▶ [What is expected]
Write out the full listing again, exactly as it stands.

··· Task inputs ···

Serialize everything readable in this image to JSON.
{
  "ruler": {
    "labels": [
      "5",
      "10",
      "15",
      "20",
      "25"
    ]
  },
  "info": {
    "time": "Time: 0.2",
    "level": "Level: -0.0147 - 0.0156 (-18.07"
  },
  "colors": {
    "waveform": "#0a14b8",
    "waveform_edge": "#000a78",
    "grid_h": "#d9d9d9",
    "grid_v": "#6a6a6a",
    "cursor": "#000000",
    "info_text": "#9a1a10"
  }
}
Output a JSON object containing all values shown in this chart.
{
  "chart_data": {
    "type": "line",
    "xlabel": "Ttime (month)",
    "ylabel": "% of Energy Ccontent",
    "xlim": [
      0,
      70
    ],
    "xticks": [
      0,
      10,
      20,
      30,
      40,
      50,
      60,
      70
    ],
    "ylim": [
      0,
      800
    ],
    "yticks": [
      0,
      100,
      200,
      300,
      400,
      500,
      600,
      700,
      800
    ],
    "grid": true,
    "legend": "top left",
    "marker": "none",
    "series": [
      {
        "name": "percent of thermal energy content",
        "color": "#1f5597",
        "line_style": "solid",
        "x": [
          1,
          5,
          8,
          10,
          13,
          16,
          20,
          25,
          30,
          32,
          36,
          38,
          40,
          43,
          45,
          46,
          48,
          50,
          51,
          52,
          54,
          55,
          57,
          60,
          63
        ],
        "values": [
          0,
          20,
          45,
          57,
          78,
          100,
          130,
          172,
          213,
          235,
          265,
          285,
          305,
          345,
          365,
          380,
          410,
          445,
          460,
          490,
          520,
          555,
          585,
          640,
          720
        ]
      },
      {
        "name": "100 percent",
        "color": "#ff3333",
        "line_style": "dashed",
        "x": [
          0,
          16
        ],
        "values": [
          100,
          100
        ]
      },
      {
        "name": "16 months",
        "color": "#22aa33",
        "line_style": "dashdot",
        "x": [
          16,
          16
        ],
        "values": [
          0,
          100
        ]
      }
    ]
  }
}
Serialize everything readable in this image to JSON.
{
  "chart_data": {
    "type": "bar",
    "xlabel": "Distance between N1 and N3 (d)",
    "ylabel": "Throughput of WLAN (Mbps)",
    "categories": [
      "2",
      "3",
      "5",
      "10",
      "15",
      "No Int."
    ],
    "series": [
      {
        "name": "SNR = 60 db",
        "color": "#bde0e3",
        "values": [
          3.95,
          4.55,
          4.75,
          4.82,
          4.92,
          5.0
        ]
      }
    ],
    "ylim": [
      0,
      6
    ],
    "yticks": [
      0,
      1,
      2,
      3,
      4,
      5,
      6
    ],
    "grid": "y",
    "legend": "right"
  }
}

···

▶ [The output]
Serialize everything readable in this image to JSON.
{
  "ruler": {
    "labels": [
      "5",
      "10",
      "15",
      "20",
      "25"
    ]
  },
  "info": {
    "time": "Time: 0.2",
    "level": "Level: -0.0147 - 0.0156 (-18.07"
  },
  "colors": {
    "waveform": "#0a14b8",
    "waveform_edge": "#000a78",
    "grid_h": "#d9d9d9",
    "grid_v": "#6a6a6a",
    "cursor": "#000000",
    "info_text": "#9a1a10"
  }
}
Output a JSON object containing all values shown in this chart.
{
  "chart_data": {
    "type": "line",
    "xlabel": "Ttime (month)",
    "ylabel": "% of Energy Ccontent",
    "xlim": [
      0,
      70
    ],
    "xticks": [
      0,
      10,
      20,
      30,
      40,
      50,
      60,
      70
    ],
    "ylim": [
      0,
      800
    ],
    "yticks": [
      0,
      100,
      200,
      300,
      400,
      500,
      600,
      700,
      800
    ],
    "grid": true,
    "legend": "top left",
    "marker": "none",
    "series": [
      {
        "name": "percent of thermal energy content",
        "color": "#1f5597",
        "line_style": "solid",
        "x": [
          1,
          5,
          8,
          10,
          13,
          16,
          20,
          25,
          30,
          32,
          36,
          38,
          40,
          43,
          45,
          46,
          48,
          50,
          51,
          52,
          54,
          55,
          57,
          60,
          63
        ],
        "values": [
          0,
          20,
          45,
          57,
          78,
          100,
          130,
          172,
          213,
          235,
          265,
          285,
          305,
          345,
          365,
          380,
          410,
          445,
          460,
          490,
          520,
          555,
          585,
          640,
          720
        ]
      },
      {
        "name": "100 percent",
        "color": "#ff3333",
        "line_style": "dashed",
        "x": [
          0,
          16
        ],
        "values": [
          100,
          100
        ]
      },
      {
        "name": "16 months",
        "color": "#22aa33",
        "line_style": "dashdot",
        "x": [
          16,
          16
        ],
        "values": [
          0,
          100
        ]
      }
    ]
  }
}
Serialize everything readable in this image to JSON.
{
  "chart_data": {
    "type": "bar",
    "xlabel": "Distance between N1 and N3 (d)",
    "ylabel": "Throughput of WLAN (Mbps)",
    "categories": [
      "2",
      "3",
      "5",
      "10",
      "15",
      "No Int."
    ],
    "series": [
      {
        "name": "SNR = 60 db",
        "color": "#bde0e3",
        "values": [
          3.95,
          4.55,
          4.75,
          4.82,
          4.92,
          5.0
        ]
      }
    ],
    "ylim": [
      0,
      6
    ],
    "yticks": [
      0,
      1,
      2,
      3,
      4,
      5,
      6
    ],
    "grid": "y",
    "legend": "right"
  }
}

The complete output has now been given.